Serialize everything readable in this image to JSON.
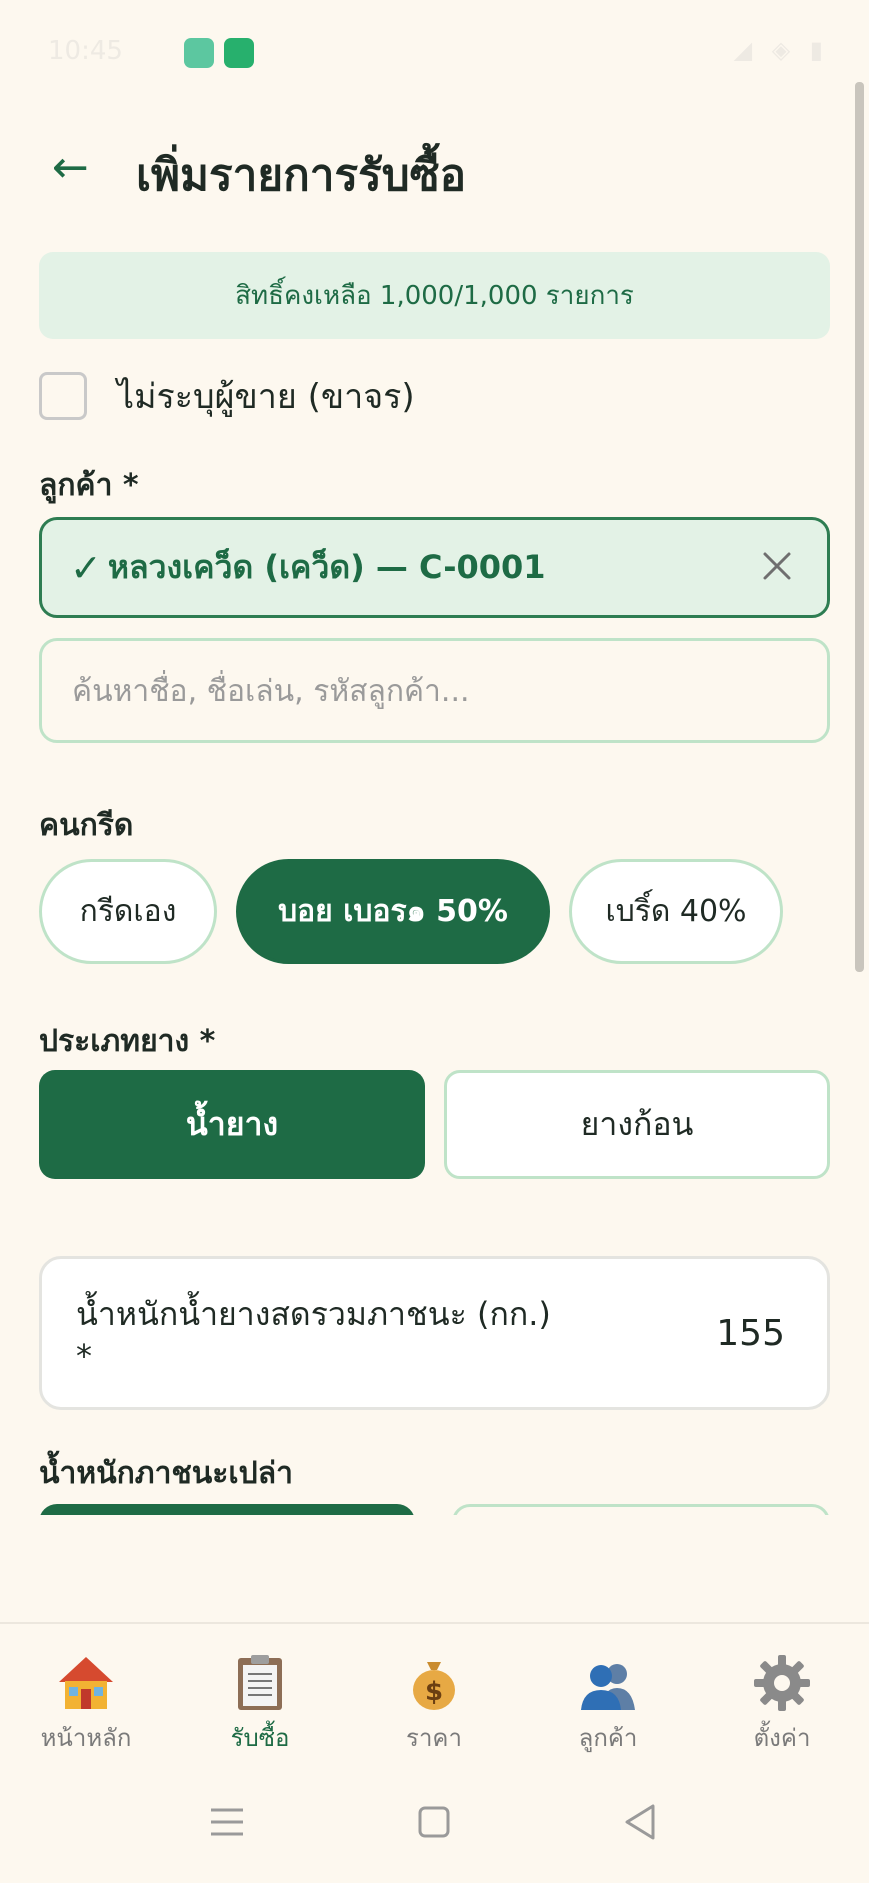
{
  "status_bar": {
    "time": "10:45"
  },
  "header": {
    "back_icon": "←",
    "title": "เพิ่มรายการรับซื้อ"
  },
  "quota_banner": "สิทธิ์คงเหลือ 1,000/1,000 รายการ",
  "anonymous_seller": {
    "label": "ไม่ระบุผู้ขาย (ขาจร)",
    "checked": false
  },
  "customer": {
    "label": "ลูกค้า *",
    "selected_check": "✓",
    "selected_name": "หลวงเคว็ด (เคว็ด) — C-0001",
    "search_placeholder": "ค้นหาชื่อ, ชื่อเล่น, รหัสลูกค้า...",
    "search_value": ""
  },
  "tapper": {
    "label": "คนกรีด",
    "options": [
      {
        "label": "กรีดเอง",
        "selected": false
      },
      {
        "label": "บอย เบอร๑ 50%",
        "selected": true
      },
      {
        "label": "เบริ์ด 40%",
        "selected": false
      }
    ]
  },
  "rubber_type": {
    "label": "ประเภทยาง *",
    "options": [
      {
        "label": "น้ำยาง",
        "selected": true
      },
      {
        "label": "ยางก้อน",
        "selected": false
      }
    ]
  },
  "weight": {
    "label": "น้ำหนักน้ำยางสดรวมภาชนะ (กก.) *",
    "value": "155"
  },
  "container_weight": {
    "label": "น้ำหนักภาชนะเปล่า"
  },
  "bottom_nav": [
    {
      "label": "หน้าหลัก",
      "icon": "house-icon",
      "active": false
    },
    {
      "label": "รับซื้อ",
      "icon": "clipboard-icon",
      "active": true
    },
    {
      "label": "ราคา",
      "icon": "money-bag-icon",
      "active": false
    },
    {
      "label": "ลูกค้า",
      "icon": "users-icon",
      "active": false
    },
    {
      "label": "ตั้งค่า",
      "icon": "gear-icon",
      "active": false
    }
  ],
  "colors": {
    "primary": "#1e6b45",
    "background": "#fdf8ef",
    "light_green": "#e3f2e6",
    "border_green": "#bfe3c8"
  }
}
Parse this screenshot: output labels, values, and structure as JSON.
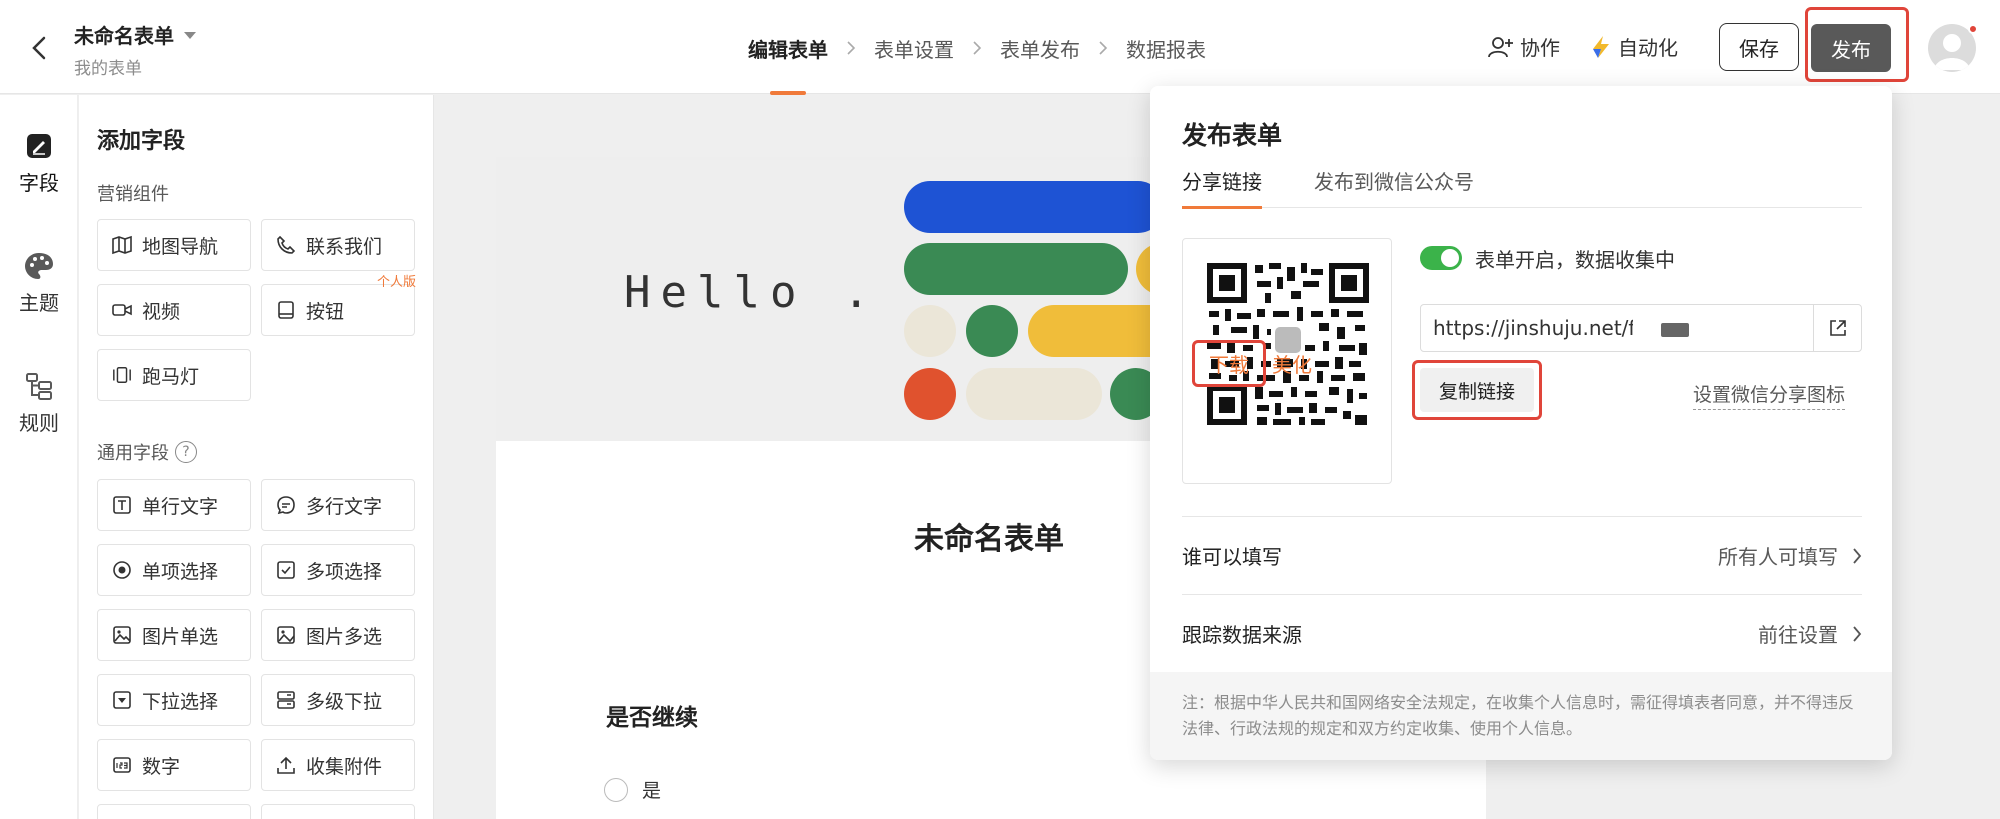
{
  "header": {
    "form_name": "未命名表单",
    "form_location": "我的表单",
    "steps": [
      "编辑表单",
      "表单设置",
      "表单发布",
      "数据报表"
    ],
    "collab_label": "协作",
    "automation_label": "自动化",
    "save_label": "保存",
    "publish_label": "发布"
  },
  "rail": {
    "items": [
      {
        "label": "字段",
        "icon": "field-icon"
      },
      {
        "label": "主题",
        "icon": "palette-icon"
      },
      {
        "label": "规则",
        "icon": "rules-icon"
      }
    ]
  },
  "panel": {
    "title": "添加字段",
    "marketing_section": "营销组件",
    "marketing_fields": [
      {
        "label": "地图导航",
        "icon": "map-icon"
      },
      {
        "label": "联系我们",
        "icon": "phone-icon"
      },
      {
        "label": "视频",
        "icon": "video-icon"
      },
      {
        "label": "按钮",
        "icon": "button-icon",
        "tag": "个人版"
      },
      {
        "label": "跑马灯",
        "icon": "marquee-icon"
      }
    ],
    "general_section": "通用字段",
    "general_help": "?",
    "general_fields": [
      {
        "label": "单行文字",
        "icon": "text-icon"
      },
      {
        "label": "多行文字",
        "icon": "multiline-icon"
      },
      {
        "label": "单项选择",
        "icon": "radio-icon"
      },
      {
        "label": "多项选择",
        "icon": "checkbox-icon"
      },
      {
        "label": "图片单选",
        "icon": "image-radio-icon"
      },
      {
        "label": "图片多选",
        "icon": "image-multi-icon"
      },
      {
        "label": "下拉选择",
        "icon": "dropdown-icon"
      },
      {
        "label": "多级下拉",
        "icon": "cascade-icon"
      },
      {
        "label": "数字",
        "icon": "number-icon"
      },
      {
        "label": "收集附件",
        "icon": "upload-icon"
      }
    ]
  },
  "canvas": {
    "banner_text": "Hello .",
    "form_title": "未命名表单",
    "question": "是否继续",
    "option": "是"
  },
  "publish_popover": {
    "title": "发布表单",
    "tabs": [
      "分享链接",
      "发布到微信公众号"
    ],
    "qr_download": "下载",
    "qr_beautify": "美化",
    "status_text": "表单开启，数据收集中",
    "status_on": true,
    "url": "https://jinshuju.net/f",
    "copy_label": "复制链接",
    "wechat_icon_label": "设置微信分享图标",
    "who_can_fill_label": "谁可以填写",
    "who_can_fill_value": "所有人可填写",
    "track_source_label": "跟踪数据来源",
    "track_source_value": "前往设置",
    "note": "注：根据中华人民共和国网络安全法规定，在收集个人信息时，需征得填表者同意，并不得违反法律、行政法规的规定和双方约定收集、使用个人信息。"
  },
  "colors": {
    "accent": "#f07a3a",
    "highlight": "#e0453a",
    "toggle_on": "#3bb34a",
    "publish_bg": "#595959"
  }
}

◆ ◆ ◆

Report only how many lines in the listing contain the string "true".

4